Locate every line in the records below that holds the word "Monkey" and return each one.

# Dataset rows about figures
....

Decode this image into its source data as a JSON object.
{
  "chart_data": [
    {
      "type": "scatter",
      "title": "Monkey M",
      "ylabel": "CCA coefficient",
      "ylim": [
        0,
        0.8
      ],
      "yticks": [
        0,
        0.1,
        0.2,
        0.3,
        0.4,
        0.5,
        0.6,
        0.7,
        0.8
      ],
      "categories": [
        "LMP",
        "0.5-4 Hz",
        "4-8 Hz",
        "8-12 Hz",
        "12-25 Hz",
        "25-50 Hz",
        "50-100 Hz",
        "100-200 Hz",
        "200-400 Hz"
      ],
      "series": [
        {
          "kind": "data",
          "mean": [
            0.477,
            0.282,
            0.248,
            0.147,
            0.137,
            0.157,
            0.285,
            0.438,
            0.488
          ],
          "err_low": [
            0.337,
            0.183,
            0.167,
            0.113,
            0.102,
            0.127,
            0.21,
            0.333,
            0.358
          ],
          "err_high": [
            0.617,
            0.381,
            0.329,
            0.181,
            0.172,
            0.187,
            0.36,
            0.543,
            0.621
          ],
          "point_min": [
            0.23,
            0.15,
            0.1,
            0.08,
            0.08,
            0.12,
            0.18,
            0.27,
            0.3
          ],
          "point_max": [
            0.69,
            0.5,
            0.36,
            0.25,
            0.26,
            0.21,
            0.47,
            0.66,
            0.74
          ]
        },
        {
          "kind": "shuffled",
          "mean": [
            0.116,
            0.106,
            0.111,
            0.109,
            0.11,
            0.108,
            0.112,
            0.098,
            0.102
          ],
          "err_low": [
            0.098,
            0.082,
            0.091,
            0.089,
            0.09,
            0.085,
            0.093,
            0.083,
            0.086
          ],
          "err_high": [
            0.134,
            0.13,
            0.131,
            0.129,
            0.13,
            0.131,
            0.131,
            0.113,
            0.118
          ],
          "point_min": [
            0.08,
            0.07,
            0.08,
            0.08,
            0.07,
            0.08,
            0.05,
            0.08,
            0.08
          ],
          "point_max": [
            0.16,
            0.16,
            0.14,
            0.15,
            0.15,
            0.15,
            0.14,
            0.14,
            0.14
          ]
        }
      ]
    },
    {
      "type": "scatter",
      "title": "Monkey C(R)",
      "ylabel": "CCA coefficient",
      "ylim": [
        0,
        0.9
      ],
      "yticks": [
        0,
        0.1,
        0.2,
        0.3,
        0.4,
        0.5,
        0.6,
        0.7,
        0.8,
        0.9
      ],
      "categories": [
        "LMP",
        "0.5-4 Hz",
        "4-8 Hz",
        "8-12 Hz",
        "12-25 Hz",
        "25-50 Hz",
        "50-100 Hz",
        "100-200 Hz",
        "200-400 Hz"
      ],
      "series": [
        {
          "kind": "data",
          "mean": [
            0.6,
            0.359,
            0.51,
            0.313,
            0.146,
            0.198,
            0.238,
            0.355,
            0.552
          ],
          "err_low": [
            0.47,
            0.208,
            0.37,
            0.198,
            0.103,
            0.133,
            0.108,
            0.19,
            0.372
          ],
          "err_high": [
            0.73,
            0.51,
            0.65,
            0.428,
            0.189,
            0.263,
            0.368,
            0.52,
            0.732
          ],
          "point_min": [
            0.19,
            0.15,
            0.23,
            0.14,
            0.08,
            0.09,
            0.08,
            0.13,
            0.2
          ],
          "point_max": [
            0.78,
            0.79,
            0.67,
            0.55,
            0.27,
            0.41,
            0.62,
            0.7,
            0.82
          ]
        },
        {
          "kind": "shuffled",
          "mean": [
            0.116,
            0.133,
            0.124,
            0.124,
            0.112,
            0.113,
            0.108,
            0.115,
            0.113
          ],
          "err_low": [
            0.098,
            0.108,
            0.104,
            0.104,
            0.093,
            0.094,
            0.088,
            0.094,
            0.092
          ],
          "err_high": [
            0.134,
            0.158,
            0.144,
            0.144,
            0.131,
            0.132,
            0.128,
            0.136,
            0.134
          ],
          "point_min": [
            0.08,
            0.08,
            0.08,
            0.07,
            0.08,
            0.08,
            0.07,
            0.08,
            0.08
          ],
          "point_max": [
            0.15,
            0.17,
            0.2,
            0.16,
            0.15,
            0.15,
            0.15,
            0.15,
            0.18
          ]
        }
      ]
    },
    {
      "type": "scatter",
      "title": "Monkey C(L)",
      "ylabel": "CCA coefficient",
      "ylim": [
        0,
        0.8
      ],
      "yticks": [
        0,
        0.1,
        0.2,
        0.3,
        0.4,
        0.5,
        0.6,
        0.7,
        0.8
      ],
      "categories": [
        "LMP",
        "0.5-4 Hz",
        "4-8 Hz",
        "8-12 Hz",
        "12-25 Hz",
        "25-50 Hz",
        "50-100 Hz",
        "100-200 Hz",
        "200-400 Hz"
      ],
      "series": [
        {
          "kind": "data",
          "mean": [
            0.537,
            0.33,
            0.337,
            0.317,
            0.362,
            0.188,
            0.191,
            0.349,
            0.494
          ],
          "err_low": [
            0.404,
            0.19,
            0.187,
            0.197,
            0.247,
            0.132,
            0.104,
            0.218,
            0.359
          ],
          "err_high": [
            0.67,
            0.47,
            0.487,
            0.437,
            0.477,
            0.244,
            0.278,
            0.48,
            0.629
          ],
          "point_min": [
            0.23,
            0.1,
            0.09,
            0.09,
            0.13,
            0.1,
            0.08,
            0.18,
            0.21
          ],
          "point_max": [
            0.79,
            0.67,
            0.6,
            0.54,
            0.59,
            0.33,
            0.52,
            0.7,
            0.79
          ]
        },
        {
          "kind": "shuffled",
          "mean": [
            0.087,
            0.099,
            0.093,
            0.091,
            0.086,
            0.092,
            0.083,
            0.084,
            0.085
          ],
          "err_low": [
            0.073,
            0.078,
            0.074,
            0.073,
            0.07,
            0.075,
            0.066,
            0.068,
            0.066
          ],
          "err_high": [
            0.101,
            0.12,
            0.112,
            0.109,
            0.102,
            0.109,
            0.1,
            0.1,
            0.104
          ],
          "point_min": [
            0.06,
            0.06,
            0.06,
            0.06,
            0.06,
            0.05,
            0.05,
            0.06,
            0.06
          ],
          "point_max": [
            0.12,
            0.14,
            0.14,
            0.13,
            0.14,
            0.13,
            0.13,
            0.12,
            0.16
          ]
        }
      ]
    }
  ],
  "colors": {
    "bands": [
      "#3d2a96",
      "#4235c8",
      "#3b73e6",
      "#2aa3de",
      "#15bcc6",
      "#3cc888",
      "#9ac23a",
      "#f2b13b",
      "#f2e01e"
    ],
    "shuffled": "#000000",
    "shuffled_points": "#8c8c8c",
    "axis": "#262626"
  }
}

....

# Result for this task
      "title": "Monkey M",
      "title": "Monkey C(R)",
      "title": "Monkey C(L)",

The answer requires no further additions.